--- Directive ---
Write out the lines again exactly, starting with the line that contains "english-word: fasten — [468, 175, 541, 191]" and ending with the line that contains "english-word: experience — [468, 65, 541, 81]", both included.

--- Items ---

________

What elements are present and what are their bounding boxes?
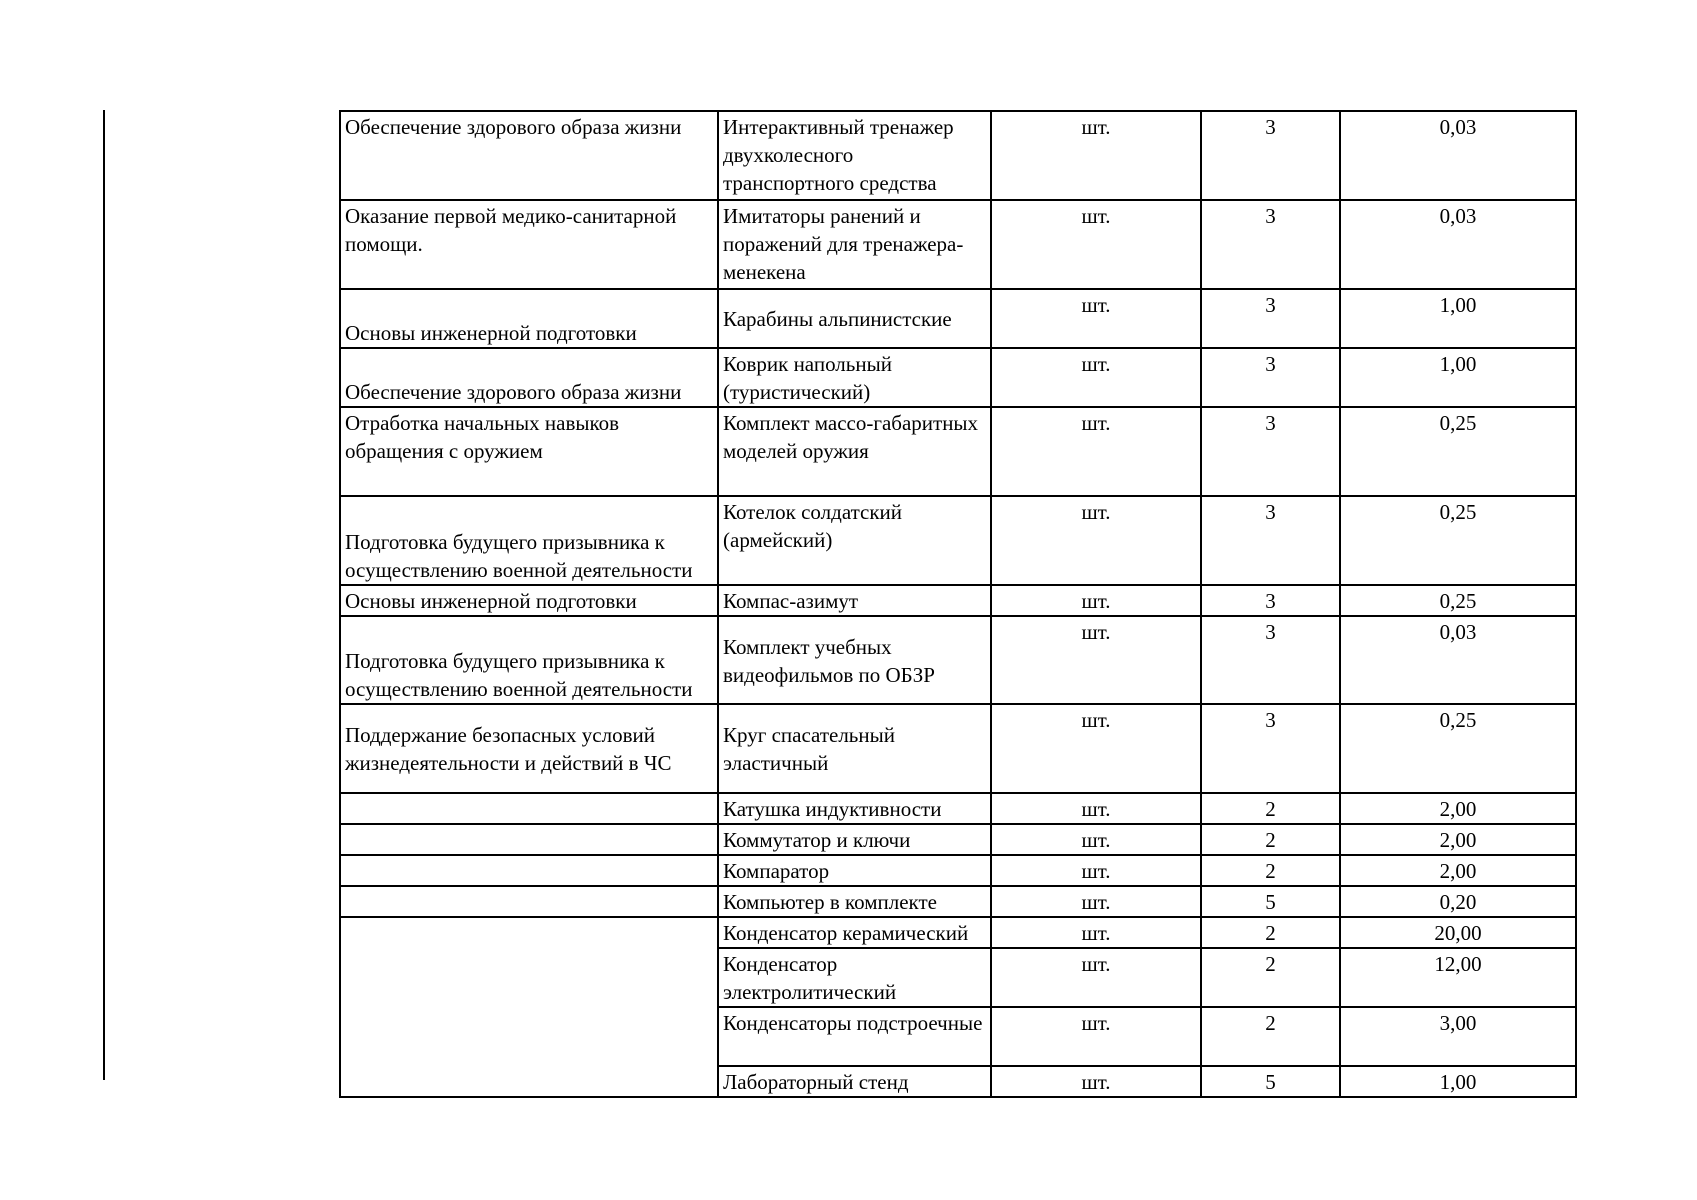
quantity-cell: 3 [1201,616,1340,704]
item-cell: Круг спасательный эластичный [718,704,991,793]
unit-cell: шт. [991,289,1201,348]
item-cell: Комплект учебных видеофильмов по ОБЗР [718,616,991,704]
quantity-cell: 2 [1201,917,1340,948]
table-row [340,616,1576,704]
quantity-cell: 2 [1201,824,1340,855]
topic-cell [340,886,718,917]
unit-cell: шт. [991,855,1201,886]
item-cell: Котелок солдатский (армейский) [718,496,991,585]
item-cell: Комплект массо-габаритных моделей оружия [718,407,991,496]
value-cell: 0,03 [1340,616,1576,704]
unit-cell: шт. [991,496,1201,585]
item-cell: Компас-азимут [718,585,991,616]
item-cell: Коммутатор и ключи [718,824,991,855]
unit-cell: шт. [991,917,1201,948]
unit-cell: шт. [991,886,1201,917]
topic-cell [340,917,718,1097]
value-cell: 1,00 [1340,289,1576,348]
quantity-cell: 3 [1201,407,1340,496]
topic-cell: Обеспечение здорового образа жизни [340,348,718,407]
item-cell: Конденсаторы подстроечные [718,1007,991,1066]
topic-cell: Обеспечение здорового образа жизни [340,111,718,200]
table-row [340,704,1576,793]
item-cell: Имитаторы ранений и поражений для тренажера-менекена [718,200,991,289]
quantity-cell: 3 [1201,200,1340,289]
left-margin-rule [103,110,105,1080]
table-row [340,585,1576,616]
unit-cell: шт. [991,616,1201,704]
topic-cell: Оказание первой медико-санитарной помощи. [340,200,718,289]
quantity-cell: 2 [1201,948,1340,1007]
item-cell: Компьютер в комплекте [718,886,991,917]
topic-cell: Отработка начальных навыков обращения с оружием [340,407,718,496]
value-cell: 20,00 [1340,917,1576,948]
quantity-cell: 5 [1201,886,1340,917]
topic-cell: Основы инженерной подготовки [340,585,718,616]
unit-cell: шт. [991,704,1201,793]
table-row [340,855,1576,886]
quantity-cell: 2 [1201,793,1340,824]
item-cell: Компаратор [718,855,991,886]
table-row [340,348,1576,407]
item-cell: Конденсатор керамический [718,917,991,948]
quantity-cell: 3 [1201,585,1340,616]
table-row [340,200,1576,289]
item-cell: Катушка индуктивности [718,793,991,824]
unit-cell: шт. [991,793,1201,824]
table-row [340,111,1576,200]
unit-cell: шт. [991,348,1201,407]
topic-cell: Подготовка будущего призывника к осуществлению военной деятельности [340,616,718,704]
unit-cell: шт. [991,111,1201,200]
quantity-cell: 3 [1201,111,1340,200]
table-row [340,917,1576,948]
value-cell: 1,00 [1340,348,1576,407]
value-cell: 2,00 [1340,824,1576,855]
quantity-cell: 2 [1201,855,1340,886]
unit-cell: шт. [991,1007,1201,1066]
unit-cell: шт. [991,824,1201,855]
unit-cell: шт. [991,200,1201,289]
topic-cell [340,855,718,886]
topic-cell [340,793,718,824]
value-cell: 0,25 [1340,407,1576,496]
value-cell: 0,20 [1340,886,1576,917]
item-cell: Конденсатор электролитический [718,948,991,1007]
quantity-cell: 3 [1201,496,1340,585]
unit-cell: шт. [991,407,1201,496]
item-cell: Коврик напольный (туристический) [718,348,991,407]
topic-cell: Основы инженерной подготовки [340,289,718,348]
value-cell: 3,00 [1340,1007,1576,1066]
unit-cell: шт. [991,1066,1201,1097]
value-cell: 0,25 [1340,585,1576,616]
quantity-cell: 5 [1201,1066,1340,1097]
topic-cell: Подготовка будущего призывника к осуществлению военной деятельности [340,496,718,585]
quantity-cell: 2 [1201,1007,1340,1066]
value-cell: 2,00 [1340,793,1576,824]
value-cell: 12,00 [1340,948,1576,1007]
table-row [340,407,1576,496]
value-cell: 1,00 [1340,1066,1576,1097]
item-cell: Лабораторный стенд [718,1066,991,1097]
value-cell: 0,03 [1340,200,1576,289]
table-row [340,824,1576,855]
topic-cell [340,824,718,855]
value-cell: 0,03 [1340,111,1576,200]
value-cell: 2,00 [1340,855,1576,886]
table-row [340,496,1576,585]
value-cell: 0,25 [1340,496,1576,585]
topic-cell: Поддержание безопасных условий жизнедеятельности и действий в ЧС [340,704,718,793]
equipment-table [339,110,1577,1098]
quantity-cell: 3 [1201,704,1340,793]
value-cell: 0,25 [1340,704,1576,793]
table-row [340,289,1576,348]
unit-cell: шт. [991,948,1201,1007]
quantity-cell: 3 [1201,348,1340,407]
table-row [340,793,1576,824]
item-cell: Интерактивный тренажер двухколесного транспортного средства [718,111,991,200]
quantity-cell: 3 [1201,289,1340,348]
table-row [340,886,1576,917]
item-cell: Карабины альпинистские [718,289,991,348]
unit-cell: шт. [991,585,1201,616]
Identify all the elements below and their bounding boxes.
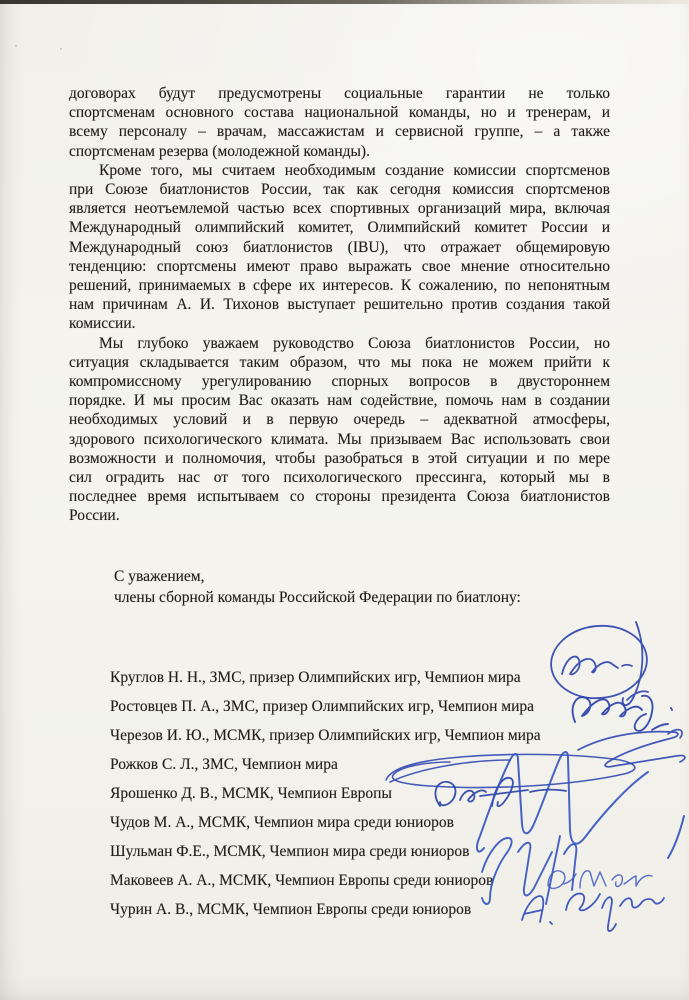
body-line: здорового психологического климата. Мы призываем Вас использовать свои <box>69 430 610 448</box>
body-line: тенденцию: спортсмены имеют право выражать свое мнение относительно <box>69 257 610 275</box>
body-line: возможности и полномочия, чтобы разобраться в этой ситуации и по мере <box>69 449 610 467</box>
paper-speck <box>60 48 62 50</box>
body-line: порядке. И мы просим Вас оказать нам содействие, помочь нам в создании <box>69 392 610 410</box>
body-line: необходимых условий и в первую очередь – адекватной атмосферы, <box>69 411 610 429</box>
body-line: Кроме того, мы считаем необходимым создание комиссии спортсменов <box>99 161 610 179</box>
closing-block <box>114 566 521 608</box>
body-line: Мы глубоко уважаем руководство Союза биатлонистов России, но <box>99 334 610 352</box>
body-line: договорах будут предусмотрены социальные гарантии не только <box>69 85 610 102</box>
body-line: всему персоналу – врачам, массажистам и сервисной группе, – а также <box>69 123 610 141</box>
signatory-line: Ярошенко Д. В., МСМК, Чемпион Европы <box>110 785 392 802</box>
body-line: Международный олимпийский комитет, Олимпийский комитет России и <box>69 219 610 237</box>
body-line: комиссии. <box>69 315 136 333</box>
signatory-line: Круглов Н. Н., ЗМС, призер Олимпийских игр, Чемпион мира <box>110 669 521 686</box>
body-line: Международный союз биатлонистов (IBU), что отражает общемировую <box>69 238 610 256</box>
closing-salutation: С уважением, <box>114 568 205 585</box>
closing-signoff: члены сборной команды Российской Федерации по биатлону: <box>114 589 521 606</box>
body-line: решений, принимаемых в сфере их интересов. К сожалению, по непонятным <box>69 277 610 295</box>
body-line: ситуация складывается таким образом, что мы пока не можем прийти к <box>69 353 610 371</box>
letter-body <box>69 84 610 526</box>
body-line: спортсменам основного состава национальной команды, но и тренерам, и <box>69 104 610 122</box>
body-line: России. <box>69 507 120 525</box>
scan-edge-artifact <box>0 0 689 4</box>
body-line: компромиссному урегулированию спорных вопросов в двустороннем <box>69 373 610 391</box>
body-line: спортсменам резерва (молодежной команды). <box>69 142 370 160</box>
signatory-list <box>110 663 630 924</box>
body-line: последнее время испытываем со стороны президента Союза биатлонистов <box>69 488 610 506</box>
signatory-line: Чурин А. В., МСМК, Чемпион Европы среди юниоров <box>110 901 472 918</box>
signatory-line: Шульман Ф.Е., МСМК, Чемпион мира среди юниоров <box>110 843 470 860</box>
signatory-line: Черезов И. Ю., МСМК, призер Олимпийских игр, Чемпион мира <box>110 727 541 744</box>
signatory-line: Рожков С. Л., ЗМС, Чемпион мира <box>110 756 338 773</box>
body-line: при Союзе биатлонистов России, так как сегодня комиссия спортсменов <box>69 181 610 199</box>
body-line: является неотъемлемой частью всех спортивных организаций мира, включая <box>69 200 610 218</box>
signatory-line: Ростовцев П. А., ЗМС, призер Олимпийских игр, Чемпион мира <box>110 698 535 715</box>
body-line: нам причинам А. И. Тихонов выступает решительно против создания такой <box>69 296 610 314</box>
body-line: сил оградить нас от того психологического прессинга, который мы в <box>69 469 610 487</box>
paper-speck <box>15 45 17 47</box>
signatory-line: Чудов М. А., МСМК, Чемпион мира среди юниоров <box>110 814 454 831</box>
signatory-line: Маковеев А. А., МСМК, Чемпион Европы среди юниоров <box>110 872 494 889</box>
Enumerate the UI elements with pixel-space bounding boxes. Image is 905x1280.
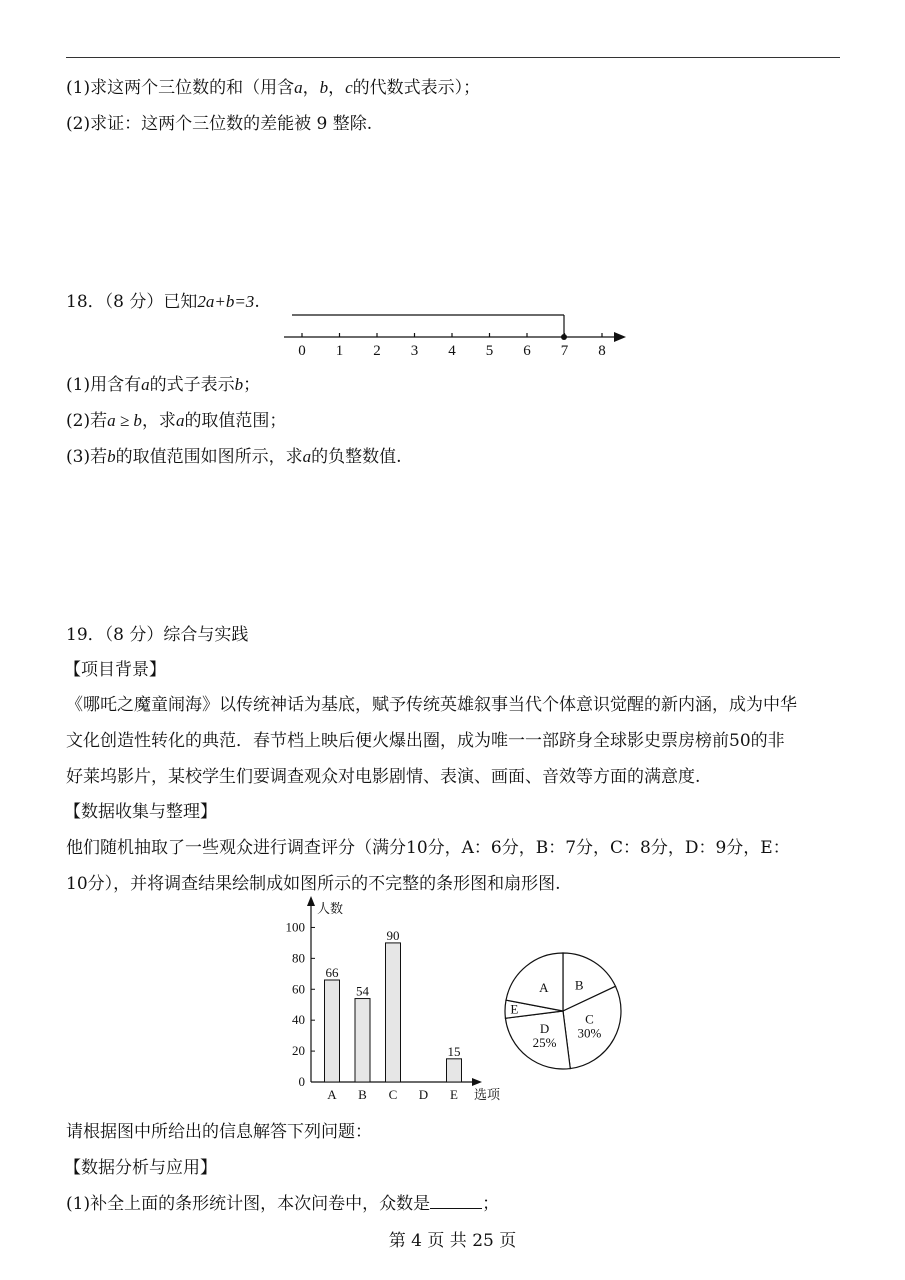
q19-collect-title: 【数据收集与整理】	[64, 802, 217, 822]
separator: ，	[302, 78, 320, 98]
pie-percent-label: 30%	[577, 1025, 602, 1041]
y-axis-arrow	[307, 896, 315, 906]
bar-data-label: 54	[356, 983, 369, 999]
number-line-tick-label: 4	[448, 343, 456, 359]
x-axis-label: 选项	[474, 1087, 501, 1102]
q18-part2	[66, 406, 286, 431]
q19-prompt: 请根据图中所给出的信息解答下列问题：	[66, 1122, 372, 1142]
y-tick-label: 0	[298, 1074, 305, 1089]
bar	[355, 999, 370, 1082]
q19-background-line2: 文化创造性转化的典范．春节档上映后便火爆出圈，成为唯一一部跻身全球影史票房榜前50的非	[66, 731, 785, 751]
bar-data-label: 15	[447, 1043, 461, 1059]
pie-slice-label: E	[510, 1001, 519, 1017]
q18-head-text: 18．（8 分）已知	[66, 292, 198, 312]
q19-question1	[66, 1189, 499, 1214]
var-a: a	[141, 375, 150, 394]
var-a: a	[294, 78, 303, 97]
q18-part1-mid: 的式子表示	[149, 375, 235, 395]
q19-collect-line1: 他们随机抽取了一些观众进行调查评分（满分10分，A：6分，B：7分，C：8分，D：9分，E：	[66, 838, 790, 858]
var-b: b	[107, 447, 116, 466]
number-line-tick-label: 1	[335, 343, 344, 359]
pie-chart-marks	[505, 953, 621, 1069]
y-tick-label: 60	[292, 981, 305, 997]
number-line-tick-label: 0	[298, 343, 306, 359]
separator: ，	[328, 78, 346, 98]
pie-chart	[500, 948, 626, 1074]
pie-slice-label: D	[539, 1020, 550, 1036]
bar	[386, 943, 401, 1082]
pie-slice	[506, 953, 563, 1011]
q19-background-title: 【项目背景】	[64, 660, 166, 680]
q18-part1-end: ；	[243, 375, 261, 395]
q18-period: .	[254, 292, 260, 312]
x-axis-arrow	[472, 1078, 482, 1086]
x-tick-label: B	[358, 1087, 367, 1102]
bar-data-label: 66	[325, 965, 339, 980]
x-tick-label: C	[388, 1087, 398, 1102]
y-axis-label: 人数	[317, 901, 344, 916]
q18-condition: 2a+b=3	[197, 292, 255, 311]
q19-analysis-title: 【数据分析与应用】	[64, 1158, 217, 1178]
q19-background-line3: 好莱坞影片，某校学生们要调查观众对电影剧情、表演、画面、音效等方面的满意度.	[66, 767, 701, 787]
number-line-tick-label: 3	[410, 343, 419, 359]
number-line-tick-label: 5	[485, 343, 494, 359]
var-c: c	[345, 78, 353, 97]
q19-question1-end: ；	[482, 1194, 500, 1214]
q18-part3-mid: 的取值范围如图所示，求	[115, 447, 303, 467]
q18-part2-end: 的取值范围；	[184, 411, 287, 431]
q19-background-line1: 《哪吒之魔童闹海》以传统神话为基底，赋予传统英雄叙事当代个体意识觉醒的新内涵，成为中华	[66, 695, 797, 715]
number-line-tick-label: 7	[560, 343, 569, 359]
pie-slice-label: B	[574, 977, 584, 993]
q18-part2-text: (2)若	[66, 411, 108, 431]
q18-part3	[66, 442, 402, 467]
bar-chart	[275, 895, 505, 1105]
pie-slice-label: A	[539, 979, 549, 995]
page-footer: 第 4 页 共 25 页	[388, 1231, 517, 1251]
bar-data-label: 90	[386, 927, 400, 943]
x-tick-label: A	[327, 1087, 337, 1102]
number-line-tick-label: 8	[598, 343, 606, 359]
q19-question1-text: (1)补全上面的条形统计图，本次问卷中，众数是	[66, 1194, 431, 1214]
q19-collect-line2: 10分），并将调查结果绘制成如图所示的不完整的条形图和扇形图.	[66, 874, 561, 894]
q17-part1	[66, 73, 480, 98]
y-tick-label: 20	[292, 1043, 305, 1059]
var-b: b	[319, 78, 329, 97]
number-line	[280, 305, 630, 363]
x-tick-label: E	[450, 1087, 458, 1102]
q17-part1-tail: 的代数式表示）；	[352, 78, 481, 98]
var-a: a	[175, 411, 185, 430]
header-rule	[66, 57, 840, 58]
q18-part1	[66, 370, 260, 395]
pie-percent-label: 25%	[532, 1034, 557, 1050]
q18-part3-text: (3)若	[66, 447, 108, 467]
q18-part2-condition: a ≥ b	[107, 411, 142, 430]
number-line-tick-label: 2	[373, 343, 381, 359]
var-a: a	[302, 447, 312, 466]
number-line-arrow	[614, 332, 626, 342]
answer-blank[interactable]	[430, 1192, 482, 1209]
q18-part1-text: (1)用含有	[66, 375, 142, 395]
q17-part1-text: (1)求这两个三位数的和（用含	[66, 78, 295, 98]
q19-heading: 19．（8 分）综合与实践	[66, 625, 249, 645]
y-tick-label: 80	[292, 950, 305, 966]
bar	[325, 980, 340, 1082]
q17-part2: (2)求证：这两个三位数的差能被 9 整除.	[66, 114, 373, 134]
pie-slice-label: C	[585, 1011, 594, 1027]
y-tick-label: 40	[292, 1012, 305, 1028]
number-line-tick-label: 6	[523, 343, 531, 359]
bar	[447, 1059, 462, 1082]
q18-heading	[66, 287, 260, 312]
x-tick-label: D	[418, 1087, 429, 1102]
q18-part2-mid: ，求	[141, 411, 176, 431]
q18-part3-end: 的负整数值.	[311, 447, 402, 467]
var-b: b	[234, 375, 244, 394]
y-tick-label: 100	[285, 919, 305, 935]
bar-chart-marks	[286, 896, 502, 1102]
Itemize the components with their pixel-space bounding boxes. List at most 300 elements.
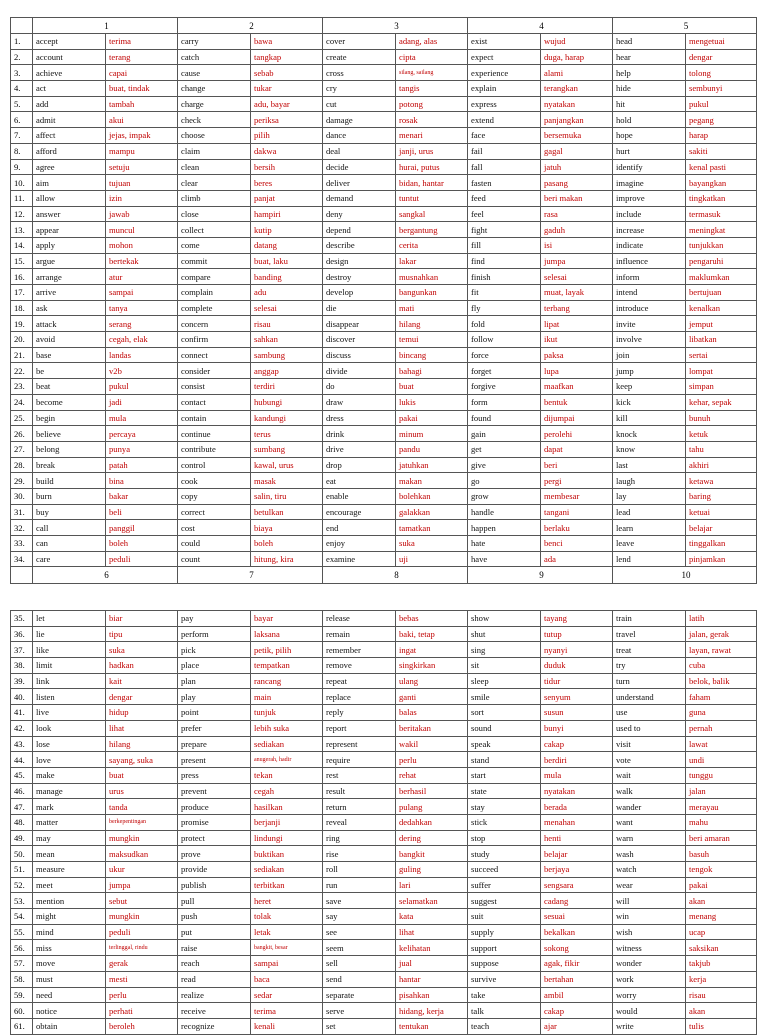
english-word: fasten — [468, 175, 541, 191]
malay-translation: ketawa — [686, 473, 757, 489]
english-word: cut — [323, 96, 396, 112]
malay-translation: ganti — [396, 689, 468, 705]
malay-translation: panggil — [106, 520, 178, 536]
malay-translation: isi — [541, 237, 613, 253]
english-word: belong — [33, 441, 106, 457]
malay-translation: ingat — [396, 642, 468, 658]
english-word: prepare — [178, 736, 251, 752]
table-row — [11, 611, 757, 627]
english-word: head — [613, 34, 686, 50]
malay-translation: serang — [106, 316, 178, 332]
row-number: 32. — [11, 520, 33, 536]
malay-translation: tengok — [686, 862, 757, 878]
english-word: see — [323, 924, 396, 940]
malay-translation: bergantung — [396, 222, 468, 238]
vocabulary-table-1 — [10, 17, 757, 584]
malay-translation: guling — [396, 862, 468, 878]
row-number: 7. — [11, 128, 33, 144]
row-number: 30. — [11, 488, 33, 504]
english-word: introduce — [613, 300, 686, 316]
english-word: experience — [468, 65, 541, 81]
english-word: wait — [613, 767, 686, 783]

________

--- Exercise response ---
english-word: fasten — [468, 175, 541, 191]
malay-translation: ketawa — [686, 473, 757, 489]
english-word: cut — [323, 96, 396, 112]
malay-translation: ganti — [396, 689, 468, 705]
malay-translation: panggil — [106, 520, 178, 536]
malay-translation: isi — [541, 237, 613, 253]
english-word: belong — [33, 441, 106, 457]
malay-translation: ingat — [396, 642, 468, 658]
english-word: prepare — [178, 736, 251, 752]
table-row — [11, 611, 757, 627]
english-word: head — [613, 34, 686, 50]
malay-translation: serang — [106, 316, 178, 332]
row-number: 32. — [11, 520, 33, 536]
malay-translation: tengok — [686, 862, 757, 878]
english-word: see — [323, 924, 396, 940]
malay-translation: bergantung — [396, 222, 468, 238]
vocabulary-table-1 — [10, 17, 757, 584]
malay-translation: guling — [396, 862, 468, 878]
row-number: 7. — [11, 128, 33, 144]
row-number: 30. — [11, 488, 33, 504]
english-word: introduce — [613, 300, 686, 316]
english-word: experience — [468, 65, 541, 81]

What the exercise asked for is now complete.